-- EXERCISE --
Reproduce every entry below precisely; do not include the pictures.

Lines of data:

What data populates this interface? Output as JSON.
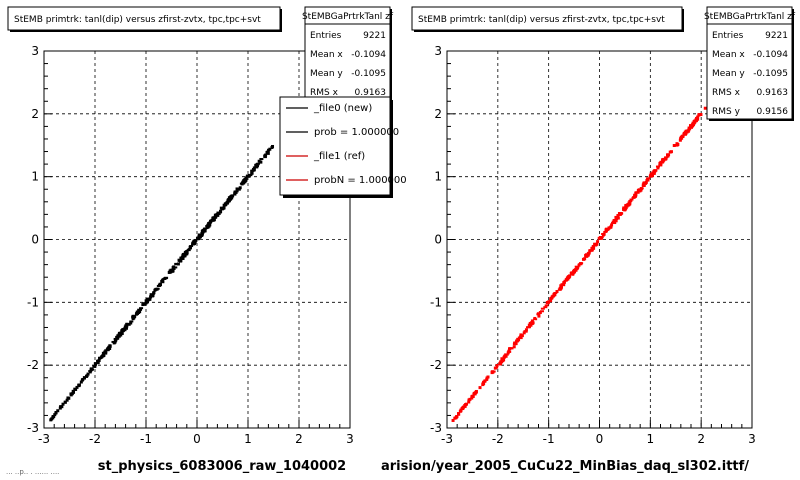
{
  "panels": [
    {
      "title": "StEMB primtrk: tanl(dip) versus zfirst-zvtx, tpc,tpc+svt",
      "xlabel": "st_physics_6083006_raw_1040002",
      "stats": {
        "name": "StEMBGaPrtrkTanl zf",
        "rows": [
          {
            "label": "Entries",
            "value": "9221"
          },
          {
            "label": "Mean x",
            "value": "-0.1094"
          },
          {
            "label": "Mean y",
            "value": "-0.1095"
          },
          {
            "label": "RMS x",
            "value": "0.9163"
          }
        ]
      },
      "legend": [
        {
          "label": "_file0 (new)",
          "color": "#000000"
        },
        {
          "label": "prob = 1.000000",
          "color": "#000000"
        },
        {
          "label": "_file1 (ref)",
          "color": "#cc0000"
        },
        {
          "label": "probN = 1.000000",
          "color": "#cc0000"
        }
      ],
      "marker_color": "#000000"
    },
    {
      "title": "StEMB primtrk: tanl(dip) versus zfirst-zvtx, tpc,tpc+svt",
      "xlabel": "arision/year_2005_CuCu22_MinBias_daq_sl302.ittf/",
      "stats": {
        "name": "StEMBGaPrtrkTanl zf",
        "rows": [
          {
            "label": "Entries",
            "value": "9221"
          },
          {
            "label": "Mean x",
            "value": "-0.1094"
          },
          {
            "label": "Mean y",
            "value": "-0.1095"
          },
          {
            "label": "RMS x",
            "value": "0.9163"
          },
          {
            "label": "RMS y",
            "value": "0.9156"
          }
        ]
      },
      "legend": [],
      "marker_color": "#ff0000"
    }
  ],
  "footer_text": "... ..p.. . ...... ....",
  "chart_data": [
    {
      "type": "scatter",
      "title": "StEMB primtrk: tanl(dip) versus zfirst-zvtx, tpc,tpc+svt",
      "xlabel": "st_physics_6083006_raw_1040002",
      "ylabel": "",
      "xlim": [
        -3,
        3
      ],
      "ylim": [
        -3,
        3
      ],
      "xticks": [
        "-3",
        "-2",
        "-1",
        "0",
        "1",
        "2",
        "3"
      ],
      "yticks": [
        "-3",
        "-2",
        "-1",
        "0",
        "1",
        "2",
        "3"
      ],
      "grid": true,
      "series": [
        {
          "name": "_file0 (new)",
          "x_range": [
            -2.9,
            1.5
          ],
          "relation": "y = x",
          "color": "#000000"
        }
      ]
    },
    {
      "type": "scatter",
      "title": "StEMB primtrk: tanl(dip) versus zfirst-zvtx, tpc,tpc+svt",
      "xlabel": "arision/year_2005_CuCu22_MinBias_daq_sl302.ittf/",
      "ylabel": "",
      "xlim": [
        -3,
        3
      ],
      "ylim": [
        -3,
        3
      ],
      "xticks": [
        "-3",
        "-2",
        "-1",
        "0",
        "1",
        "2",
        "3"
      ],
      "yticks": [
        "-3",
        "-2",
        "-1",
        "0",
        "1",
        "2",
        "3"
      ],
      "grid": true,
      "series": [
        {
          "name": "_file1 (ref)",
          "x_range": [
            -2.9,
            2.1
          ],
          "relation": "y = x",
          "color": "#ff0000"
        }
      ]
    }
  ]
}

-- THE ANSWER --
What data populates this interface? Output as JSON.
{
  "panels": [
    {
      "title": "StEMB primtrk: tanl(dip) versus zfirst-zvtx, tpc,tpc+svt",
      "xlabel": "st_physics_6083006_raw_1040002",
      "stats": {
        "name": "StEMBGaPrtrkTanl zf",
        "rows": [
          {
            "label": "Entries",
            "value": "9221"
          },
          {
            "label": "Mean x",
            "value": "-0.1094"
          },
          {
            "label": "Mean y",
            "value": "-0.1095"
          },
          {
            "label": "RMS x",
            "value": "0.9163"
          }
        ]
      },
      "legend": [
        {
          "label": "_file0 (new)",
          "color": "#000000"
        },
        {
          "label": "prob = 1.000000",
          "color": "#000000"
        },
        {
          "label": "_file1 (ref)",
          "color": "#cc0000"
        },
        {
          "label": "probN = 1.000000",
          "color": "#cc0000"
        }
      ],
      "marker_color": "#000000"
    },
    {
      "title": "StEMB primtrk: tanl(dip) versus zfirst-zvtx, tpc,tpc+svt",
      "xlabel": "arision/year_2005_CuCu22_MinBias_daq_sl302.ittf/",
      "stats": {
        "name": "StEMBGaPrtrkTanl zf",
        "rows": [
          {
            "label": "Entries",
            "value": "9221"
          },
          {
            "label": "Mean x",
            "value": "-0.1094"
          },
          {
            "label": "Mean y",
            "value": "-0.1095"
          },
          {
            "label": "RMS x",
            "value": "0.9163"
          },
          {
            "label": "RMS y",
            "value": "0.9156"
          }
        ]
      },
      "legend": [],
      "marker_color": "#ff0000"
    }
  ],
  "footer_text": "... ..p.. . ...... ....",
  "chart_data": [
    {
      "type": "scatter",
      "title": "StEMB primtrk: tanl(dip) versus zfirst-zvtx, tpc,tpc+svt",
      "xlabel": "st_physics_6083006_raw_1040002",
      "ylabel": "",
      "xlim": [
        -3,
        3
      ],
      "ylim": [
        -3,
        3
      ],
      "xticks": [
        "-3",
        "-2",
        "-1",
        "0",
        "1",
        "2",
        "3"
      ],
      "yticks": [
        "-3",
        "-2",
        "-1",
        "0",
        "1",
        "2",
        "3"
      ],
      "grid": true,
      "series": [
        {
          "name": "_file0 (new)",
          "x_range": [
            -2.9,
            1.5
          ],
          "relation": "y = x",
          "color": "#000000"
        }
      ]
    },
    {
      "type": "scatter",
      "title": "StEMB primtrk: tanl(dip) versus zfirst-zvtx, tpc,tpc+svt",
      "xlabel": "arision/year_2005_CuCu22_MinBias_daq_sl302.ittf/",
      "ylabel": "",
      "xlim": [
        -3,
        3
      ],
      "ylim": [
        -3,
        3
      ],
      "xticks": [
        "-3",
        "-2",
        "-1",
        "0",
        "1",
        "2",
        "3"
      ],
      "yticks": [
        "-3",
        "-2",
        "-1",
        "0",
        "1",
        "2",
        "3"
      ],
      "grid": true,
      "series": [
        {
          "name": "_file1 (ref)",
          "x_range": [
            -2.9,
            2.1
          ],
          "relation": "y = x",
          "color": "#ff0000"
        }
      ]
    }
  ]
}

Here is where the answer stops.